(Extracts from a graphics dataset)
◇ ◇ ◇ ◇ ◇

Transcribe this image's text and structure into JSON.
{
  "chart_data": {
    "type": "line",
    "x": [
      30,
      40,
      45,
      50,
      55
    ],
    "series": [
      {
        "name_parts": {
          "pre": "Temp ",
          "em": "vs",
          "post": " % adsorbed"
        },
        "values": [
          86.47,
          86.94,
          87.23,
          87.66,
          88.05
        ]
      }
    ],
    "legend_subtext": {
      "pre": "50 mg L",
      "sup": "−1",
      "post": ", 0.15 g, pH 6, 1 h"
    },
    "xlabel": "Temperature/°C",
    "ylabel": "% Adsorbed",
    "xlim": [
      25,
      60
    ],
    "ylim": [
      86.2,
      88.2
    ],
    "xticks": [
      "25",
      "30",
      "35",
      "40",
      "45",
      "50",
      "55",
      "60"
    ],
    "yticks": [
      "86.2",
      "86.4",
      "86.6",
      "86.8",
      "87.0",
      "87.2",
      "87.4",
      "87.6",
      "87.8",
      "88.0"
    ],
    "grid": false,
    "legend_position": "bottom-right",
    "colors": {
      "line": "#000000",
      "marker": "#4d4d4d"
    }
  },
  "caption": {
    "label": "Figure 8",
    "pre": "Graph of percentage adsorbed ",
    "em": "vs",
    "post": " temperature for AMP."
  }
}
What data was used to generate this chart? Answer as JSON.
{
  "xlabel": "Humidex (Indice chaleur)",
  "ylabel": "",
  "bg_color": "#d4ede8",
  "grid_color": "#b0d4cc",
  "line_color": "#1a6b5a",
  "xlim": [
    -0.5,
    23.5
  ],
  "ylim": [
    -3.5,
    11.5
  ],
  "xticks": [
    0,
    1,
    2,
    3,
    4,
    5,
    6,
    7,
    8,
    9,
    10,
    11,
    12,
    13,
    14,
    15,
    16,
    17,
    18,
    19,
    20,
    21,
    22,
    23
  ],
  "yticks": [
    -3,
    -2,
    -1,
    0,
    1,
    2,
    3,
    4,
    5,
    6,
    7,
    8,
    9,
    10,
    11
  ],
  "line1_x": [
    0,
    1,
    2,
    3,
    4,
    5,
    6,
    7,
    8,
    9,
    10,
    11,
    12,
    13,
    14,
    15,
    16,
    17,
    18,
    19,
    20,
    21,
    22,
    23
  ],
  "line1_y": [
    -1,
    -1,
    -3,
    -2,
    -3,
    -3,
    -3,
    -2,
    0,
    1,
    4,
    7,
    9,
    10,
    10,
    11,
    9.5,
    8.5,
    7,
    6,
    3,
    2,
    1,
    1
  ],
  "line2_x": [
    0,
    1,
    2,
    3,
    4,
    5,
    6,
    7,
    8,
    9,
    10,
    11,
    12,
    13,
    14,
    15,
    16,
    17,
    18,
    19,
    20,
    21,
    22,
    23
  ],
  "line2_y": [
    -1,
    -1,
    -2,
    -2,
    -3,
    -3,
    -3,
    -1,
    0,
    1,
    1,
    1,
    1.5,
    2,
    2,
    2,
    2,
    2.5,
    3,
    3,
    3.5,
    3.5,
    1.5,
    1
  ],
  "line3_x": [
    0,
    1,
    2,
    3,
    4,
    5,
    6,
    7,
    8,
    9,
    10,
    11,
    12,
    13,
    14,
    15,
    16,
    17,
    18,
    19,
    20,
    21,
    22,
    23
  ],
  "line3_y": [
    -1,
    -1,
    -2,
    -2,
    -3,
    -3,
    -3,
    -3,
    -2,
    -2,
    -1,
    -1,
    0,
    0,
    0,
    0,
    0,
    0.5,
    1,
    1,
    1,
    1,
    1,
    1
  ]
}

◇ ◇ ◇ ◇ ◇

* Task directions *
The entries above must be returned exactly.

* The answer *
Transcribe this image's text and structure into JSON.
{
  "chart_data": {
    "type": "line",
    "x": [
      30,
      40,
      45,
      50,
      55
    ],
    "series": [
      {
        "name_parts": {
          "pre": "Temp ",
          "em": "vs",
          "post": " % adsorbed"
        },
        "values": [
          86.47,
          86.94,
          87.23,
          87.66,
          88.05
        ]
      }
    ],
    "legend_subtext": {
      "pre": "50 mg L",
      "sup": "−1",
      "post": ", 0.15 g, pH 6, 1 h"
    },
    "xlabel": "Temperature/°C",
    "ylabel": "% Adsorbed",
    "xlim": [
      25,
      60
    ],
    "ylim": [
      86.2,
      88.2
    ],
    "xticks": [
      "25",
      "30",
      "35",
      "40",
      "45",
      "50",
      "55",
      "60"
    ],
    "yticks": [
      "86.2",
      "86.4",
      "86.6",
      "86.8",
      "87.0",
      "87.2",
      "87.4",
      "87.6",
      "87.8",
      "88.0"
    ],
    "grid": false,
    "legend_position": "bottom-right",
    "colors": {
      "line": "#000000",
      "marker": "#4d4d4d"
    }
  },
  "caption": {
    "label": "Figure 8",
    "pre": "Graph of percentage adsorbed ",
    "em": "vs",
    "post": " temperature for AMP."
  }
}
What data was used to generate this chart? Answer as JSON.
{
  "xlabel": "Humidex (Indice chaleur)",
  "ylabel": "",
  "bg_color": "#d4ede8",
  "grid_color": "#b0d4cc",
  "line_color": "#1a6b5a",
  "xlim": [
    -0.5,
    23.5
  ],
  "ylim": [
    -3.5,
    11.5
  ],
  "xticks": [
    0,
    1,
    2,
    3,
    4,
    5,
    6,
    7,
    8,
    9,
    10,
    11,
    12,
    13,
    14,
    15,
    16,
    17,
    18,
    19,
    20,
    21,
    22,
    23
  ],
  "yticks": [
    -3,
    -2,
    -1,
    0,
    1,
    2,
    3,
    4,
    5,
    6,
    7,
    8,
    9,
    10,
    11
  ],
  "line1_x": [
    0,
    1,
    2,
    3,
    4,
    5,
    6,
    7,
    8,
    9,
    10,
    11,
    12,
    13,
    14,
    15,
    16,
    17,
    18,
    19,
    20,
    21,
    22,
    23
  ],
  "line1_y": [
    -1,
    -1,
    -3,
    -2,
    -3,
    -3,
    -3,
    -2,
    0,
    1,
    4,
    7,
    9,
    10,
    10,
    11,
    9.5,
    8.5,
    7,
    6,
    3,
    2,
    1,
    1
  ],
  "line2_x": [
    0,
    1,
    2,
    3,
    4,
    5,
    6,
    7,
    8,
    9,
    10,
    11,
    12,
    13,
    14,
    15,
    16,
    17,
    18,
    19,
    20,
    21,
    22,
    23
  ],
  "line2_y": [
    -1,
    -1,
    -2,
    -2,
    -3,
    -3,
    -3,
    -1,
    0,
    1,
    1,
    1,
    1.5,
    2,
    2,
    2,
    2,
    2.5,
    3,
    3,
    3.5,
    3.5,
    1.5,
    1
  ],
  "line3_x": [
    0,
    1,
    2,
    3,
    4,
    5,
    6,
    7,
    8,
    9,
    10,
    11,
    12,
    13,
    14,
    15,
    16,
    17,
    18,
    19,
    20,
    21,
    22,
    23
  ],
  "line3_y": [
    -1,
    -1,
    -2,
    -2,
    -3,
    -3,
    -3,
    -3,
    -2,
    -2,
    -1,
    -1,
    0,
    0,
    0,
    0,
    0,
    0.5,
    1,
    1,
    1,
    1,
    1,
    1
  ]
}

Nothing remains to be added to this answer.